A Cross-Platform Data set for the TREC Contextual Suggestion track

Data

TREC Contextual Suggestion

In an attempt to address these limitations, we release a collection that was crawled very carefully to be homogeneous, cross-platform and context-aware. More specifically, we release the collection that we used for our participation at the TREC Contextual Suggestion track performing best in both phases of the track. The collection was crawled from two major LBSNs and comes with two crowdsourced contextual appropriateness collections. More details can be found in our SIGIR resource paper as well as the following:

"Contextual Appropriateness Features and Labels": The contextual appropriateness collection consists of 1,969 pairs of trip descriptors and venue categories as features. In order to enable researchers to train their models using the contextual appropriateness of venues, we created another collection providing ground truth assessments for the contextual appropriateness of the venue categories. It completes the contextual information (i.e., trip type, group type, trip duration) for 10% of the whole TREC collection. This collection contains 760 rows including the features we already created using crowdsourcing and the context-appropriateness labels for venues. The 10% of labeled data allows to model the venues’ contextual appropriateness given the users’ context and to make prediction for the remaining 90% of the data.
Below, you can see a histogram of venue-context appropriateness score ranges. We partition the histogram into 3 parts based on the scores range. Scores below −0.4 represent inappropriateness and score higher than +0.4 represent appropriateness. Scores between −0.4 and +0.4 do not provide much information and show no agreement among assessors (subjective task):

The following table summerizes the statistics of the two crowdsourced datasets:

The datasets are created using CrowdFlower and are both publicly available for research purposes. You can download them here. Please remember to cite our SIGIR resource paper if you use this dataset. You can find the BibTeX here.
+ + + + +
- _Given problem 1_:
In the description of the TREC Contextual Suggestion data set, how many rows does the collection with context-appropriateness labels contain?
- _Given problem 2_:
Proceed with the description of the TREC Contextual Suggestion data set, picking up after its last sentence.

- _Records_:
+ + + + +
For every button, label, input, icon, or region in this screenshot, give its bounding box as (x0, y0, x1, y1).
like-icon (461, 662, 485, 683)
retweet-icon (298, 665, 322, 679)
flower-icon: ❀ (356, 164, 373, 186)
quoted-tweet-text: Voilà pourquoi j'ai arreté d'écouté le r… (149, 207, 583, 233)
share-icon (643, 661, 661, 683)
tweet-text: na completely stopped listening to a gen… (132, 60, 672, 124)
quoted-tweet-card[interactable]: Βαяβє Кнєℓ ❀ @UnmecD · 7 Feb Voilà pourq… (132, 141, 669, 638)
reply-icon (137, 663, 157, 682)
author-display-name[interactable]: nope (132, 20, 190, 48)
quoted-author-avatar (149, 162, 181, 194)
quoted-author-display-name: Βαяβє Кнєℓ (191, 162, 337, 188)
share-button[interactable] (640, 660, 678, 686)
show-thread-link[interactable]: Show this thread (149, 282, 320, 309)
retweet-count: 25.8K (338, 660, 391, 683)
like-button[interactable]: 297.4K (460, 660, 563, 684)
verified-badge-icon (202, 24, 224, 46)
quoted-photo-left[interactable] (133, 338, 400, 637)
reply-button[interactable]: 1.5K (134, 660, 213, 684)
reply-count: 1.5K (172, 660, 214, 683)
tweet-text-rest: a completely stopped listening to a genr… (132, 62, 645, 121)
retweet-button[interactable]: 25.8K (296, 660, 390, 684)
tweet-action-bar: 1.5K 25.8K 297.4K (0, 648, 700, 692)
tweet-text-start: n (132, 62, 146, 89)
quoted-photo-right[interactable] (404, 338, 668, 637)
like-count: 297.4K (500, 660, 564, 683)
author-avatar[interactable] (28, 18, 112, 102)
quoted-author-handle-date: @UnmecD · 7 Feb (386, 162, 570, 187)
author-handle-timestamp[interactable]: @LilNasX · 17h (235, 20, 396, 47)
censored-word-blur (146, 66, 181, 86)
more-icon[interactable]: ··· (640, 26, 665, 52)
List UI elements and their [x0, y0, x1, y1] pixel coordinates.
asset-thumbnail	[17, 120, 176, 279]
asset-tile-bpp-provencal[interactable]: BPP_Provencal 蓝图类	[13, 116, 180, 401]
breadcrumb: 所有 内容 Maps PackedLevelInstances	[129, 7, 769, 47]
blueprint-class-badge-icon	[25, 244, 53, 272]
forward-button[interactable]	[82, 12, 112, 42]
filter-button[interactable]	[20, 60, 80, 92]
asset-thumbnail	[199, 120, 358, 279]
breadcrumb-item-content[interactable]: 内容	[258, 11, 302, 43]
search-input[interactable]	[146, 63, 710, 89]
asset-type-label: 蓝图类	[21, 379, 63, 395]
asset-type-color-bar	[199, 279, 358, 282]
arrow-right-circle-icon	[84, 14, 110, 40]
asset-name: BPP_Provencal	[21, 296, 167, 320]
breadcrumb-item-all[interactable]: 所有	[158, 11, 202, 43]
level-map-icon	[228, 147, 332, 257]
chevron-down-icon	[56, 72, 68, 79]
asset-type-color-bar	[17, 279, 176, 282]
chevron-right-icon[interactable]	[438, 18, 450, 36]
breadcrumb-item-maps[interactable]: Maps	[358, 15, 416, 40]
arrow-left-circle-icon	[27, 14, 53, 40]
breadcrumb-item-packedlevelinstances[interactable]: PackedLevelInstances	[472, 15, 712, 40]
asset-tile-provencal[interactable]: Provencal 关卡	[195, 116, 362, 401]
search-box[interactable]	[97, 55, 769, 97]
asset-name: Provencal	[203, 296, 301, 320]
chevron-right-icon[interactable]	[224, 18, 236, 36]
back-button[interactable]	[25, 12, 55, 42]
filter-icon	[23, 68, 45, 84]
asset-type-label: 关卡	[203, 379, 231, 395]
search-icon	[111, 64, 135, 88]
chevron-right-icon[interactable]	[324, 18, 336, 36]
+ + + + +
- _Expected output 1_:
760 rows.

- _Expected output 2_:
"Cross-Platform Collection for Contextual Suggestion": The released collection contains more than 330K venues from Foursquare for TREC 2016 Contextual Suggestions track Phase 1 and 15,765 venues from both Foursquare and Yelp for TREC 2016 Contextual Suggestion Phase 2. As we observed in the data, there were many broken or unrelated links in the TREC collection (300K out of 600K). However, there were much fewer unrelated links for Phase 2 (3K out of 18K). For each venue, we release all available information: venue name, address, category, tags, ratings, reviews, check-in count, menu, opening hours, parking availability, etc. We release the collection that we used for our participation at the TREC Contextual Suggestion track performing best in both phases of the track. The collection was crawled from two major LBSNs: Foursquare and Yelp. We searched for the venues present in the TREC dataset on the LBSNs to find their corresponding profiles and verified the retrieved data very carefully to prevent adding any noise to the dataset. It is worth noting that more than half of the submitted systems to TREC 2016 had crawled data from either Yelp or Foursquare or both. More specifically, we observed that for 12 tasks, namely, the last 2 years with 2 phases each and taking into account the top 3 systems, 11/12 (=92%) of the systems had crawled data from one or both sources and 7/12 (=58%) of the systems crawled data from more than one LBSN. The release of this new collection will provide researchers with a unique opportunity to develop context-aware venue recommender systems under the same setting and data as one of the best-submitted systems in the TREC 2015 and 2016. This will enable them to compare their work with state-of-the-art approaches and explore the brand new venue-context appropriateness dataset.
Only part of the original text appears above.